§ Stated task
From the entries below, extract every line that includes the word "Postal".

§ Data for this exercise
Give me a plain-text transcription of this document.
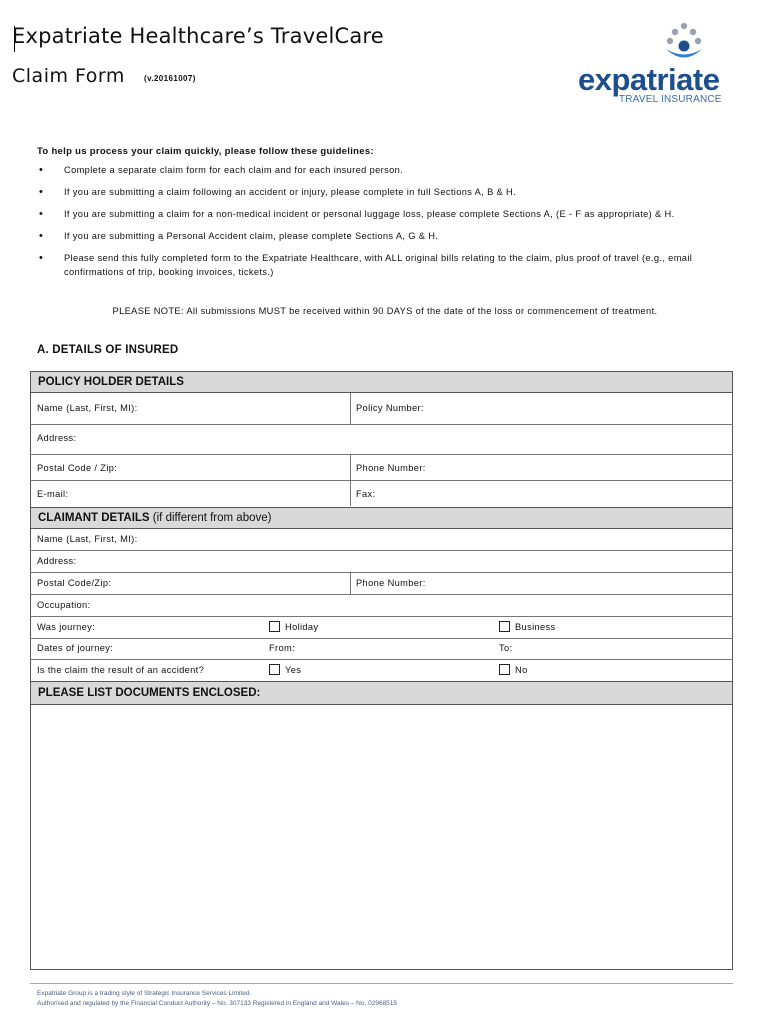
Expatriate Healthcare’s TravelCare
Claim Form (v.20161007)	expatriate
TRAVEL INSURANCE
To help us process your claim quickly, please follow these guidelines:
• Complete a separate claim form for each claim and for each insured person.
• If you are submitting a claim following an accident or injury, please complete in full Sections A, B & H.
• If you are submitting a claim for a non-medical incident or personal luggage loss, please complete Sections A, (E - F as appropriate) & H.
• If you are submitting a Personal Accident claim, please complete Sections A, G & H.
• Please send this fully completed form to the Expatriate Healthcare, with ALL original bills relating to the claim, plus proof of travel (e.g., email confirmations of trip, booking invoices, tickets.)
PLEASE NOTE: All submissions MUST be received within 90 DAYS of the date of the loss or commencement of treatment.
A. DETAILS OF INSURED
POLICY HOLDER DETAILS
Name (Last, First, MI):	Policy Number:
Address:
Postal Code / Zip:	Phone Number:
E-mail:	Fax:
CLAIMANT DETAILS (if different from above)
Name (Last, First, MI):
Address:
Postal Code/Zip:	Phone Number:
Occupation:
Was journey:	Holiday	Business
Dates of journey:	From:	To:
Is the claim the result of an accident?	Yes	No
PLEASE LIST DOCUMENTS ENCLOSED:
Expatriate Group is a trading style of Strategic Insurance Services Limited.
Authorised and regulated by the Financial Conduct Authority – No. 307133 Registered in England and Wales – No. 02968515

§ Response for this exercise
Postal Code / Zip:	Phone Number:
Postal Code/Zip:	Phone Number:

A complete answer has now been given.